Exercise brief ▸ Give every entry again, word for word.

[START Stored records]

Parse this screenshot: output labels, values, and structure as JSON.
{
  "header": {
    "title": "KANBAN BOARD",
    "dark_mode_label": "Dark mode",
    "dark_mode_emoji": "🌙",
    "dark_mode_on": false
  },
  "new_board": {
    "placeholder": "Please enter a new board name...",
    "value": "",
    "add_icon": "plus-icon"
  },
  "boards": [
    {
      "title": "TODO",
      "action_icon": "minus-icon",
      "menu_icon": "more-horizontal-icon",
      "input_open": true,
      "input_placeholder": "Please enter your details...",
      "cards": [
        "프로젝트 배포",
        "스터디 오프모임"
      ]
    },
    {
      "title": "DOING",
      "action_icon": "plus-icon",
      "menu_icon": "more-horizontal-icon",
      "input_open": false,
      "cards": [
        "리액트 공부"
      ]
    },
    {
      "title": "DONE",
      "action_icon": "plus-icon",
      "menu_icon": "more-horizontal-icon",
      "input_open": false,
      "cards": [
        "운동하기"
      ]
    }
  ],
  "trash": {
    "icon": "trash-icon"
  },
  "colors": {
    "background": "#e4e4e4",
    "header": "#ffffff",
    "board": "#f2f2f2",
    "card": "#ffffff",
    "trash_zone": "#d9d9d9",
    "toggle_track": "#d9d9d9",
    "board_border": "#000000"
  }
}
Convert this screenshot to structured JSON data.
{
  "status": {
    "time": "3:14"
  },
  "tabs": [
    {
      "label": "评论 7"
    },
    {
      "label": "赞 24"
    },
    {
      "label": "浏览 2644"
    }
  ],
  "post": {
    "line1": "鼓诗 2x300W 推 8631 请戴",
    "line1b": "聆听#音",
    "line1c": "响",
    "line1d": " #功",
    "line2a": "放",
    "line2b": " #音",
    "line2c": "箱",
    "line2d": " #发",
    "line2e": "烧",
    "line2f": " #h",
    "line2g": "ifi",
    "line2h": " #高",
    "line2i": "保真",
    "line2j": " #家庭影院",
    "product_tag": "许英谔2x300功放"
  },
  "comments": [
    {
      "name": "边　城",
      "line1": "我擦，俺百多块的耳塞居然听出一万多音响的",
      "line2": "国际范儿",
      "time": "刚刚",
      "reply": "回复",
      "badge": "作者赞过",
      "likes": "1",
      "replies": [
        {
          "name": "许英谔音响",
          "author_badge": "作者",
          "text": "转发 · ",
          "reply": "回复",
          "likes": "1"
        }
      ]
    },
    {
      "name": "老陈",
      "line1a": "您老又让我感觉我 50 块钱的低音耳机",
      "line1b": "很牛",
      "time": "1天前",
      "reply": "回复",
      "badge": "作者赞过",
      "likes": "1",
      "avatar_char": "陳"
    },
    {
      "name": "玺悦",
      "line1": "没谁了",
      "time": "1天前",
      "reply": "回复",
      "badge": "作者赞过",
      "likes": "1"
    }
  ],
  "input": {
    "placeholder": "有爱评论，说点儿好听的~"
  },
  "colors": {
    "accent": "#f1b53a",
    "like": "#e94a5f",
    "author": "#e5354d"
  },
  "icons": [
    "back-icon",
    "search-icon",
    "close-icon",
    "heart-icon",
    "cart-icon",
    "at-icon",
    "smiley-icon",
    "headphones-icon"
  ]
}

[END Stored records]

Result of this exercise ▸
Parse this screenshot: output labels, values, and structure as JSON.
{
  "header": {
    "title": "KANBAN BOARD",
    "dark_mode_label": "Dark mode",
    "dark_mode_emoji": "🌙",
    "dark_mode_on": false
  },
  "new_board": {
    "placeholder": "Please enter a new board name...",
    "value": "",
    "add_icon": "plus-icon"
  },
  "boards": [
    {
      "title": "TODO",
      "action_icon": "minus-icon",
      "menu_icon": "more-horizontal-icon",
      "input_open": true,
      "input_placeholder": "Please enter your details...",
      "cards": [
        "프로젝트 배포",
        "스터디 오프모임"
      ]
    },
    {
      "title": "DOING",
      "action_icon": "plus-icon",
      "menu_icon": "more-horizontal-icon",
      "input_open": false,
      "cards": [
        "리액트 공부"
      ]
    },
    {
      "title": "DONE",
      "action_icon": "plus-icon",
      "menu_icon": "more-horizontal-icon",
      "input_open": false,
      "cards": [
        "운동하기"
      ]
    }
  ],
  "trash": {
    "icon": "trash-icon"
  },
  "colors": {
    "background": "#e4e4e4",
    "header": "#ffffff",
    "board": "#f2f2f2",
    "card": "#ffffff",
    "trash_zone": "#d9d9d9",
    "toggle_track": "#d9d9d9",
    "board_border": "#000000"
  }
}
Convert this screenshot to structured JSON data.
{
  "status": {
    "time": "3:14"
  },
  "tabs": [
    {
      "label": "评论 7"
    },
    {
      "label": "赞 24"
    },
    {
      "label": "浏览 2644"
    }
  ],
  "post": {
    "line1": "鼓诗 2x300W 推 8631 请戴",
    "line1b": "聆听#音",
    "line1c": "响",
    "line1d": " #功",
    "line2a": "放",
    "line2b": " #音",
    "line2c": "箱",
    "line2d": " #发",
    "line2e": "烧",
    "line2f": " #h",
    "line2g": "ifi",
    "line2h": " #高",
    "line2i": "保真",
    "line2j": " #家庭影院",
    "product_tag": "许英谔2x300功放"
  },
  "comments": [
    {
      "name": "边　城",
      "line1": "我擦，俺百多块的耳塞居然听出一万多音响的",
      "line2": "国际范儿",
      "time": "刚刚",
      "reply": "回复",
      "badge": "作者赞过",
      "likes": "1",
      "replies": [
        {
          "name": "许英谔音响",
          "author_badge": "作者",
          "text": "转发 · ",
          "reply": "回复",
          "likes": "1"
        }
      ]
    },
    {
      "name": "老陈",
      "line1a": "您老又让我感觉我 50 块钱的低音耳机",
      "line1b": "很牛",
      "time": "1天前",
      "reply": "回复",
      "badge": "作者赞过",
      "likes": "1",
      "avatar_char": "陳"
    },
    {
      "name": "玺悦",
      "line1": "没谁了",
      "time": "1天前",
      "reply": "回复",
      "badge": "作者赞过",
      "likes": "1"
    }
  ],
  "input": {
    "placeholder": "有爱评论，说点儿好听的~"
  },
  "colors": {
    "accent": "#f1b53a",
    "like": "#e94a5f",
    "author": "#e5354d"
  },
  "icons": [
    "back-icon",
    "search-icon",
    "close-icon",
    "heart-icon",
    "cart-icon",
    "at-icon",
    "smiley-icon",
    "headphones-icon"
  ]
}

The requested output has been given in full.